[Stored data]
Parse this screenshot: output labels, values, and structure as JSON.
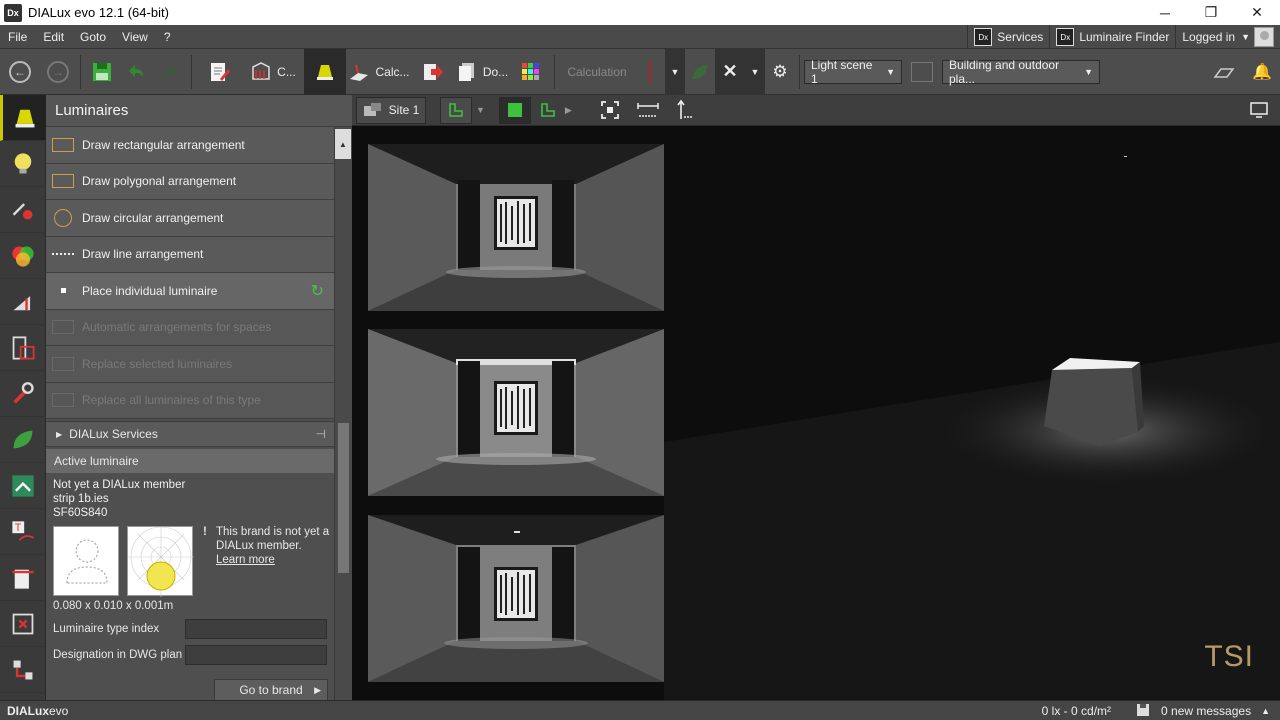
{
  "window": {
    "app_icon_text": "Dx",
    "title": "DIALux evo 12.1  (64-bit)",
    "minimize_glyph": "─",
    "restore_glyph": "❐",
    "close_glyph": "✕"
  },
  "menu": {
    "items": [
      "File",
      "Edit",
      "Goto",
      "View",
      "?"
    ],
    "services_label": "Services",
    "luminaire_finder_label": "Luminaire Finder",
    "logged_in_label": "Logged in",
    "badge_text": "Dx"
  },
  "toolbar": {
    "construction_label": "C...",
    "calculation_short_label": "Calc...",
    "documentation_label": "Do...",
    "calculation_label": "Calculation",
    "light_scene": "Light scene 1",
    "planning_mode": "Building and outdoor pla...",
    "back_glyph": "←",
    "forward_glyph": "→"
  },
  "side_panel": {
    "title": "Luminaires",
    "tools": [
      {
        "label": "Draw rectangular arrangement"
      },
      {
        "label": "Draw polygonal arrangement"
      },
      {
        "label": "Draw circular arrangement"
      },
      {
        "label": "Draw line arrangement"
      },
      {
        "label": "Place individual luminaire"
      },
      {
        "label": "Automatic arrangements for spaces"
      },
      {
        "label": "Replace selected luminaires"
      },
      {
        "label": "Replace all luminaires of this type"
      }
    ],
    "services_label": "DIALux Services",
    "active_luminaire_label": "Active luminaire",
    "luminaire": {
      "member_status": "Not yet a DIALux member",
      "file": "strip 1b.ies",
      "code": "SF60S840",
      "dimensions": "0.080 x 0.010 x 0.001m"
    },
    "brand_note": "This brand is not yet a DIALux member.",
    "learn_more": "Learn more",
    "fields": {
      "type_index_label": "Luminaire type index",
      "dwg_label": "Designation in DWG plan"
    },
    "goto_brand": "Go to brand"
  },
  "viewport": {
    "site_label": "Site 1",
    "watermark": "TSI"
  },
  "status": {
    "brand_bold": "DIALux",
    "brand_rest": "evo",
    "illuminance": "0 lx - 0 cd/m²",
    "messages": "0 new messages"
  },
  "colors": {
    "accent_yellow": "#c8c800",
    "green_active": "#3ec23e",
    "orange_tool": "#c8a050"
  }
}
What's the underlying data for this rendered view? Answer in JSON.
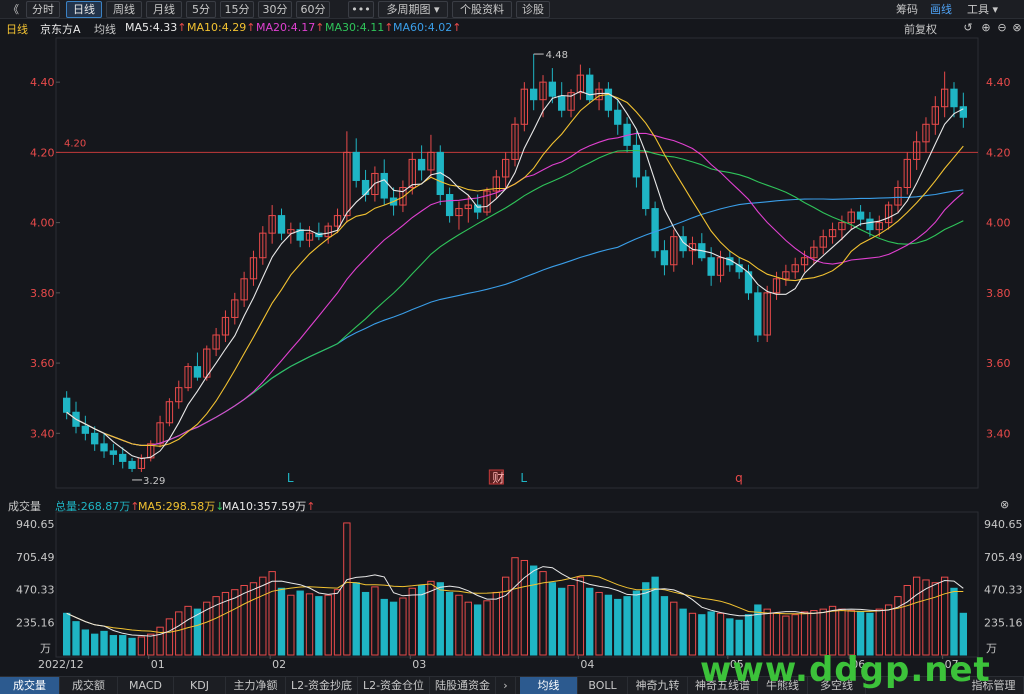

[Exercise brief]:
Each line containing "Replace" counts once; state the total number of such lines and nothing else.

[Reply to the exercise]:
2